- WHAT NEEDS TO BE DONE: Your task is to transcribe all the entries exactly, excluding pictures.

━━ PROVIDED MATERIAL

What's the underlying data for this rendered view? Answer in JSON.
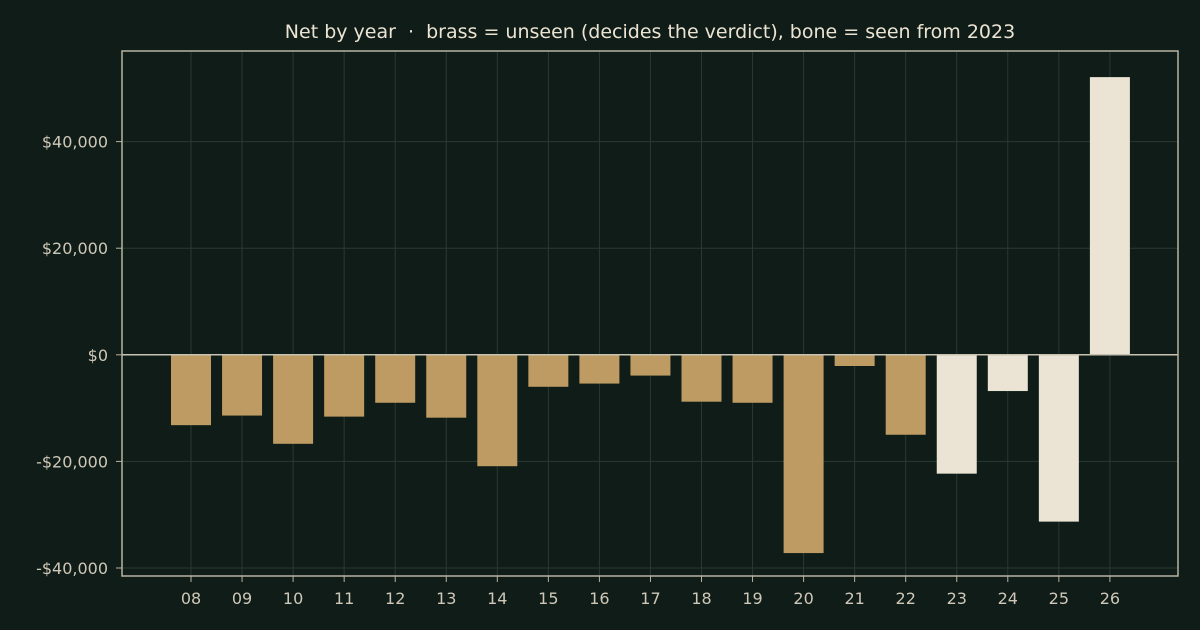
{
  "chart_data": {
    "type": "bar",
    "title": "Net by year  ·  brass = unseen (decides the verdict), bone = seen from 2023",
    "xlabel": "",
    "ylabel": "",
    "categories": [
      "08",
      "09",
      "10",
      "11",
      "12",
      "13",
      "14",
      "15",
      "16",
      "17",
      "18",
      "19",
      "20",
      "21",
      "22",
      "23",
      "24",
      "25",
      "26"
    ],
    "values": [
      -13200,
      -11400,
      -16700,
      -11600,
      -9000,
      -11800,
      -20900,
      -6000,
      -5400,
      -3900,
      -8800,
      -9000,
      -37200,
      -2100,
      -15000,
      -22300,
      -6800,
      -31300,
      52100
    ],
    "bar_colors": [
      "#bd9b62",
      "#bd9b62",
      "#bd9b62",
      "#bd9b62",
      "#bd9b62",
      "#bd9b62",
      "#bd9b62",
      "#bd9b62",
      "#bd9b62",
      "#bd9b62",
      "#bd9b62",
      "#bd9b62",
      "#bd9b62",
      "#bd9b62",
      "#bd9b62",
      "#ebe3d3",
      "#ebe3d3",
      "#ebe3d3",
      "#ebe3d3"
    ],
    "ylim": [
      -41500,
      57000
    ],
    "yticks": [
      -40000,
      -20000,
      0,
      20000,
      40000
    ],
    "ytick_labels": [
      "-$40,000",
      "-$20,000",
      "$0",
      "$20,000",
      "$40,000"
    ],
    "grid": true,
    "legend": "none"
  }
}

━━━━

- SOLUTION TO THIS EXERCISE:
What's the underlying data for this rendered view? Answer in JSON.
{
  "chart_data": {
    "type": "bar",
    "title": "Net by year  ·  brass = unseen (decides the verdict), bone = seen from 2023",
    "xlabel": "",
    "ylabel": "",
    "categories": [
      "08",
      "09",
      "10",
      "11",
      "12",
      "13",
      "14",
      "15",
      "16",
      "17",
      "18",
      "19",
      "20",
      "21",
      "22",
      "23",
      "24",
      "25",
      "26"
    ],
    "values": [
      -13200,
      -11400,
      -16700,
      -11600,
      -9000,
      -11800,
      -20900,
      -6000,
      -5400,
      -3900,
      -8800,
      -9000,
      -37200,
      -2100,
      -15000,
      -22300,
      -6800,
      -31300,
      52100
    ],
    "bar_colors": [
      "#bd9b62",
      "#bd9b62",
      "#bd9b62",
      "#bd9b62",
      "#bd9b62",
      "#bd9b62",
      "#bd9b62",
      "#bd9b62",
      "#bd9b62",
      "#bd9b62",
      "#bd9b62",
      "#bd9b62",
      "#bd9b62",
      "#bd9b62",
      "#bd9b62",
      "#ebe3d3",
      "#ebe3d3",
      "#ebe3d3",
      "#ebe3d3"
    ],
    "ylim": [
      -41500,
      57000
    ],
    "yticks": [
      -40000,
      -20000,
      0,
      20000,
      40000
    ],
    "ytick_labels": [
      "-$40,000",
      "-$20,000",
      "$0",
      "$20,000",
      "$40,000"
    ],
    "grid": true,
    "legend": "none"
  }
}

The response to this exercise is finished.